What is asked →
a: Say whether each statement agrees with the diary blog, answering yes or no and quoting the deciding words: (i) the writer usually wakes at about 3.30; (ii) the central heating comes on at 6.00; (iii) the writer travels to the nature reserve on foot.
b: Write the next part of the diary blog, picking up after its final sentence.

-- BEGIN Supplied passage --

Saturday, 6 January 2018

This morning

I woke up at 3.30 this morning, it's always 3.30 or thereabouts, it's like my brain has a built in alarm clock set to that time and no matter what time I go to bed, when I wake up it will be 3.15, or 3.20, or 3.30. I live on 4-5 hours sleep a day, I'm always tired but that's how it is. I read a book for an hour and then just lay there until at 5.00 the central heating comes on. Pipes and radiators start too creak and pink as they expand and I wait for fifteen minutes for the chill to go off the house and then I get up. I don't have anything special to do but I'm just fed up with laying in bed awake. I look out of the window to assess the day. It's dark of course but at least it's dry, just lately it always seems to be damp or rainy but this morning there are stars in the sky.
So, what to do now that I'm up and it's dark outside and will be for another couple of hours. Look at the laptop I suppose, look at the few blogs that I follow, see what postings have been made over night. Just after 6.00 go to the paper shop, bring back The Telegraph and read it while I eat my porridge and wait until the daylight begins to brighten the sky.
By 7.15 there is a brightening of the sky in the east and so, with my dog in the car, we head off for the nature reserve, several miles away. It's a routine that I repeat seven days of the week most of the time. Routines, once you are well settled into retirement, as I am, creep up on you until you find yourself getting irate if the paper shop doesn't open on time, if pouring rain stops you going to the reserve at your normal time, and so on - boring old fart does seem a well used but suitable description.

Thursday, 4 January 2018

The Wet Stuff at Last

Since my Boxing Day post we have had several damp or rainy days, which until today still hadn't made a lot of difference to the lack of water on the reserve.

-- END Supplied passage --
-- BEGIN Given information --

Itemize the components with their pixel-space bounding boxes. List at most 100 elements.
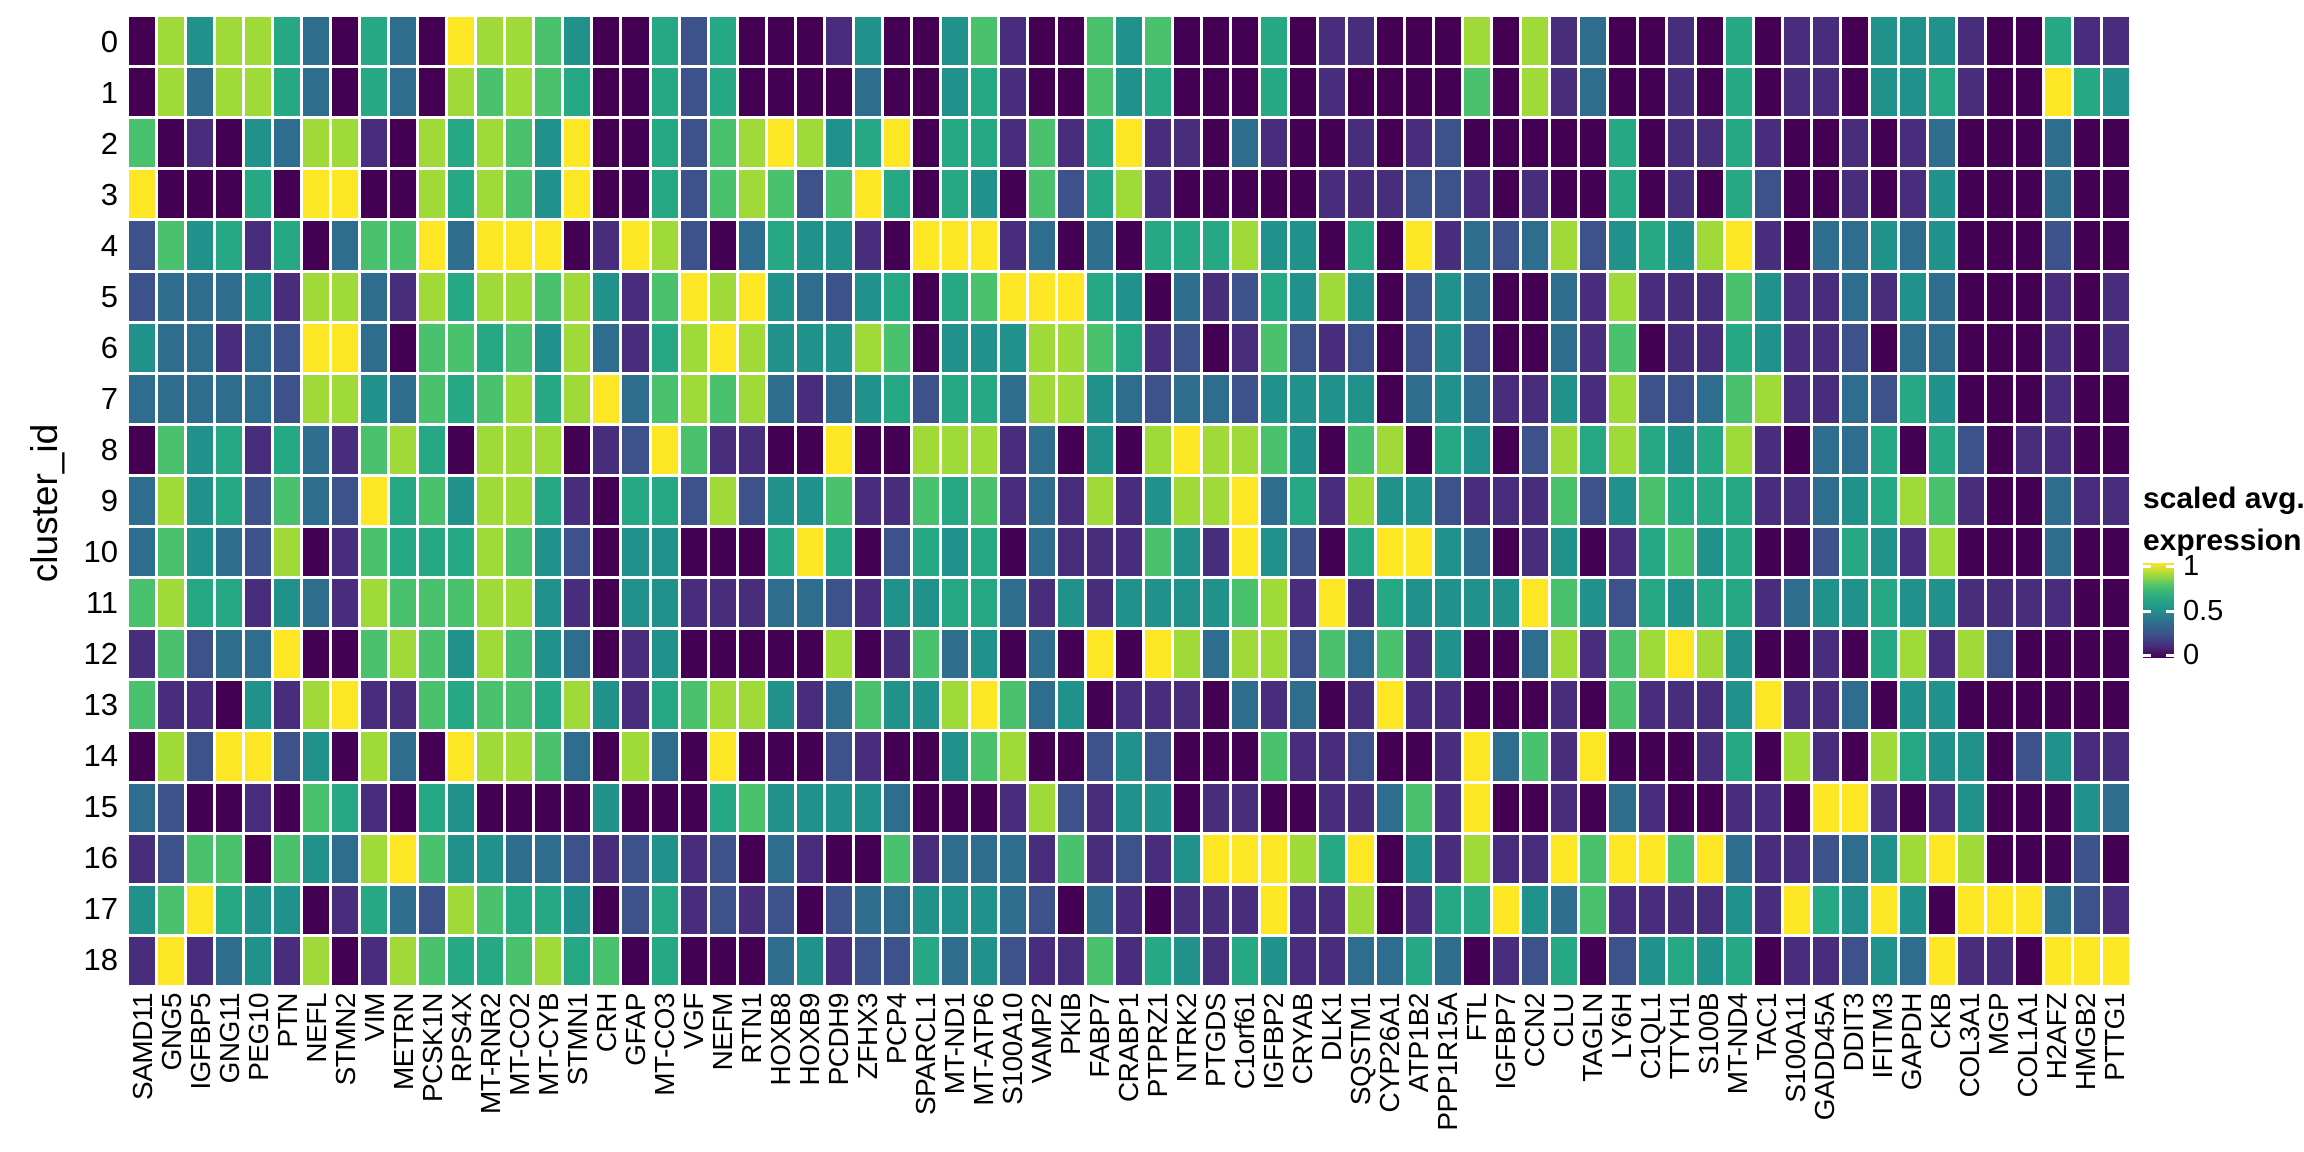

-- END Given information --

Expected responses →
a:
(i) Yes: "it's always 3.30 or thereabouts"
(ii) No: "at 5.00 the central heating comes on"
(iii) No: "with my dog in the car, we head off for the nature reserve"

b:
However, early this morning we had 4-5 hours of steady and moderate rain that really has made a difference, at last a couple of the driest places on the reserve were holding some water. Below is the wide, shallow fleet that we know as the "S Bend Ditch" because it snakes for several hundred yards across the reserve. This week it has gone from bone dry to wet at last, not wet along it's full length or width and only a couple of inches deep but it's a start and will be of interest to some birds.


Likewise the large scrape in the "Flood Field," it's still only 50% covered in water but it means that now, any future rain will continue to deepen and cover it. There's still a lot of water needed but hopefully we could at last be turning the corner.

Tuesday, 26 December 2017

Boxing Day

Boxing Day, a traditional day for getting out and about in the countryside, working off some of those Christmas Day excesses. It is the one day of the year when most forms of the hunting fraternity are guaranteed to be out and about on the same day, whether it be the fox hunts, game shoots, ferreting, or wildfowling. This morning I arrived at the reserve just as a dark, starlit sky was beginning to brighten in the east with a promise of blue skies and a spectacular sunrise. Below is the view across the marsh to the sea wall in the east at 7.15.


Gradually the light increased to reveal clear blue skies and this one, anvil shaped cloud on the eastern horizon.

 Finally, at 8.15, the sun here was seconds away from rising above the horizon.
Alongside the reserve on Boxing Day morning it is only the wildfowlers that I usually see although even their numbers, like the wildfowl they pursue, have gradually dwindled. Ten or more years ago it wouldn't be unusual to see as many as twenty wildfowlers strung out along the saltings near the sea wall, shooting many dozens of geese and ducks. Nowadays their numbers have mirrored the wildfowl numbers and dropped to three and fours and sometimes even none.
And so it was this morning, in the increasingly cold wind and dawn light, I could see three wildfowlers hunkered down in the muddy gullies in front of me, two close together and a third several hundred yards further on. There were no shots fired while I was there but the lone guy packed up as I walked along the sea wall in his direction and he carried a dead Greylag Goose as he came alongside. We walked along the sea wall together, chatting about the shooting that morning before I'd arrived, or more to the point, the lack of it. It transpired that between the three of them out there in the dark just two shots had been fired and one of them by him had killed the goose that he was carrying. Presumably a nice organic meal, tasting far better than anything shop bought.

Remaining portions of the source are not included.